Collected data entries:

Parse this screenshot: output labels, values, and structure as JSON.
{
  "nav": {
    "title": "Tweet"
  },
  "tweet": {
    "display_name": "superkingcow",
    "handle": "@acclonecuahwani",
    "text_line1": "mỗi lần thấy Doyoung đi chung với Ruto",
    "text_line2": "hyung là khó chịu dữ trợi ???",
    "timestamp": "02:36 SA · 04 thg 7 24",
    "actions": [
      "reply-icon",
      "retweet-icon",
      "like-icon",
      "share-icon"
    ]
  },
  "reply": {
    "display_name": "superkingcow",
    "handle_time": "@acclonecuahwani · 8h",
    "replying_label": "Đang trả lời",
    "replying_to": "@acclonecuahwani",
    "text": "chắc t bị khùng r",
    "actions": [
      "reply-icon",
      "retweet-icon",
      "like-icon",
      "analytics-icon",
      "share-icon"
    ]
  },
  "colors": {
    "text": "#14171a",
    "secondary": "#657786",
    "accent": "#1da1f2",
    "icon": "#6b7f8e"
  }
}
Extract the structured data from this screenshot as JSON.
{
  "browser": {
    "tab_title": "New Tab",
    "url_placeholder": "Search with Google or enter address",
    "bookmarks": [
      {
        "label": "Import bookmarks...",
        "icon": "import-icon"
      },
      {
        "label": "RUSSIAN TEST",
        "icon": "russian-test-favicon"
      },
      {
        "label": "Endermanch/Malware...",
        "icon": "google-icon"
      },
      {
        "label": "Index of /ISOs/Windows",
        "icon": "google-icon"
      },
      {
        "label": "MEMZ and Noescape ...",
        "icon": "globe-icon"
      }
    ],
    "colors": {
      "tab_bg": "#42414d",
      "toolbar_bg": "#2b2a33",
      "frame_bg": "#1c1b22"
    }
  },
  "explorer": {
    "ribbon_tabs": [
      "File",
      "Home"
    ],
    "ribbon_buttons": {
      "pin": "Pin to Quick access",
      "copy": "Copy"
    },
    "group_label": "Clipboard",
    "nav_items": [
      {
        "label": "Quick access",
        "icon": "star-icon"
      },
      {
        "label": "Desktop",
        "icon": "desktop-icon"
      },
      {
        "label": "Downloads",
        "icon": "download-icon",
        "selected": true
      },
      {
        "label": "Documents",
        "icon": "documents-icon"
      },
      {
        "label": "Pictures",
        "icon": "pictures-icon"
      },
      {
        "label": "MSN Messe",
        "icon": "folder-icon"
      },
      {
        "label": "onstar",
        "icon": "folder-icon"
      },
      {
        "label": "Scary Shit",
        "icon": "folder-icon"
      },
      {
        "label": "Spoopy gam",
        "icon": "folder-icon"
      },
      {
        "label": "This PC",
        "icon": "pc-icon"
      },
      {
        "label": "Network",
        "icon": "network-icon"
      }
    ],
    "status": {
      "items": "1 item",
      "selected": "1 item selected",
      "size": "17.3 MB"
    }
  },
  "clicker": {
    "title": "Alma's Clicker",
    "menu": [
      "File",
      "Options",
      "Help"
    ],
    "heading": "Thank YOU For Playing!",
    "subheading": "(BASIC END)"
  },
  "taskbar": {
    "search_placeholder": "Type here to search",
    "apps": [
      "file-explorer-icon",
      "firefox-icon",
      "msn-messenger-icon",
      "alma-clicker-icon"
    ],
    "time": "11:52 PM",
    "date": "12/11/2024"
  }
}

> [REQUIRED WORK] Pick out every line with the string "selected" and copy it.

> [EXPECTED ANSWER]
        "selected": true
      "selected": "1 item selected",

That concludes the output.